_Task_
In the post on dynamic scope below, what value would the Scheme interpreter display for (f 1) if it used dynamic scope?

_Excerpt_
TITLE: Dynamic Scope as Bug or Feature AUTHOR: Eugene Wallingford DATE: April 27, 2009 7:24 PM DESC: ----- BODY: When I teach programming languages, we discuss the concepts of static and dynamic scoping. Scheme, like most languages these days, is statically scoped. This means that a variable refers to the binding that existed when the variable was created. For example,
> (define f
    (let ((i 100))
      (lambda (x)
        (+ x i))))
> (define i 1)
> (f 1)
101
This displays 101, not 2, because the reference to i in the body of function f is to the local variable i that exists when the function was created, not to the i that exists when the function is called. If the interpreter looked to the calling context to find its binding for i, that would be an example of dynamic scope, and the interpreter would display 2 instead. Most languages use static typic these days for a variety of reasons, not the least of which is that it is easier for programmers to reason about code that is statically scoped. It is also easier to decompose programs and create modules that programmers can understand easily and use reliably. In my course, when looking for an example of a dynamically-scoped language, I usually refer to Common Lisp. Many old Lisps were scoped dynamically, and Common Lisp gives the programmer the ability to define individual variables as dynamically-scoped. Lisp does not mean much to students these days, though. If I were more of a Perl programmer, I would have known that Perl offers the same ability to choose dynamic scope for a particular variable. But I'm not, so I didn't know about this feature of the language until writing this entry. Besides, Perl itself is beginning to fade from the forefront of students' attention these days, too. I could use an example closer to my students' experience. A recent post on why Python does not optimize tail calls brought this topic to mind. I've often heard it said that in Python closures are "broken", which is to say that they are not closures at all. Consider this example drawn from the linked article:
IDLE 1.2.1      
>>> def f(x):
    if x > 0:
       return f(x-1)
    return 0;

>>> g = f
>>> def f(x):
    return x

>>> g(5)

_Dataset content_
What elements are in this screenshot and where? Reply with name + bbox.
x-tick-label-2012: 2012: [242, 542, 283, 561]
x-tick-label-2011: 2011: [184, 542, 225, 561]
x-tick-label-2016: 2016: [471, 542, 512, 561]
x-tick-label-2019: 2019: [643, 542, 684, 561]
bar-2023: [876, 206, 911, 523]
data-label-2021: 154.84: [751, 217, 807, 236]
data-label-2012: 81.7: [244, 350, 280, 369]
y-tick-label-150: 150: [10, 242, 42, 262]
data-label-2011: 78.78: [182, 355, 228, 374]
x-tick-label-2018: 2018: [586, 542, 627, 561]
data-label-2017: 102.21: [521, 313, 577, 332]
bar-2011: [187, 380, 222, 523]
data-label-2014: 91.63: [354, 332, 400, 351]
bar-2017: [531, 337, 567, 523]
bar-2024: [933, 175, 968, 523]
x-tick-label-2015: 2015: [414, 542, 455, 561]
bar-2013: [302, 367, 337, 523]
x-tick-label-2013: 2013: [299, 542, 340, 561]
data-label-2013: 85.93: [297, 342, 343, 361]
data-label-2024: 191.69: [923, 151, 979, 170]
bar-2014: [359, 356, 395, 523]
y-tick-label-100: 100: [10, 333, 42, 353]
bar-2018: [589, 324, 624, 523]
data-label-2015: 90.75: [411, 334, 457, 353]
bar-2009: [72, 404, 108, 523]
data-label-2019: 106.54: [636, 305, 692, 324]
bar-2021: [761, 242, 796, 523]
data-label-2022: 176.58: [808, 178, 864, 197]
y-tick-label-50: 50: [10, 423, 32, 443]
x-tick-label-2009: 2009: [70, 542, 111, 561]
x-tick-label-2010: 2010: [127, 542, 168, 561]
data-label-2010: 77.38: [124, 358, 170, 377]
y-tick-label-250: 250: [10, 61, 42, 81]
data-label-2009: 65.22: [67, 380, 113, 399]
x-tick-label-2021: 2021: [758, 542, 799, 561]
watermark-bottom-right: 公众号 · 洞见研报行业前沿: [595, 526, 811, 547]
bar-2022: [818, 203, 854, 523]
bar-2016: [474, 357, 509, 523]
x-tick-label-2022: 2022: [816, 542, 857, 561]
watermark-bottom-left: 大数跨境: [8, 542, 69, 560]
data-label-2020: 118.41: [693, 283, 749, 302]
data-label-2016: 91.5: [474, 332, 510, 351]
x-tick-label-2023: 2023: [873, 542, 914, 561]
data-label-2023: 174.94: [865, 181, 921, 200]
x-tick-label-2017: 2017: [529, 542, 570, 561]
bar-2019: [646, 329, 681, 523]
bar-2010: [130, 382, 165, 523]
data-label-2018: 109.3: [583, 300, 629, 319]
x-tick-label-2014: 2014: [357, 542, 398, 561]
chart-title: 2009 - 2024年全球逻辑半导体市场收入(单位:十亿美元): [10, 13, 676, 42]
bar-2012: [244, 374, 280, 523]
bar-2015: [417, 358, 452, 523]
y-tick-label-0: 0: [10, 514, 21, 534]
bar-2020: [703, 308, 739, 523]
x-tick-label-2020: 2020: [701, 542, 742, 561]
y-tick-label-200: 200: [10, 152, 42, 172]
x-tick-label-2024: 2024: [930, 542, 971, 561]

_Problem solution_
2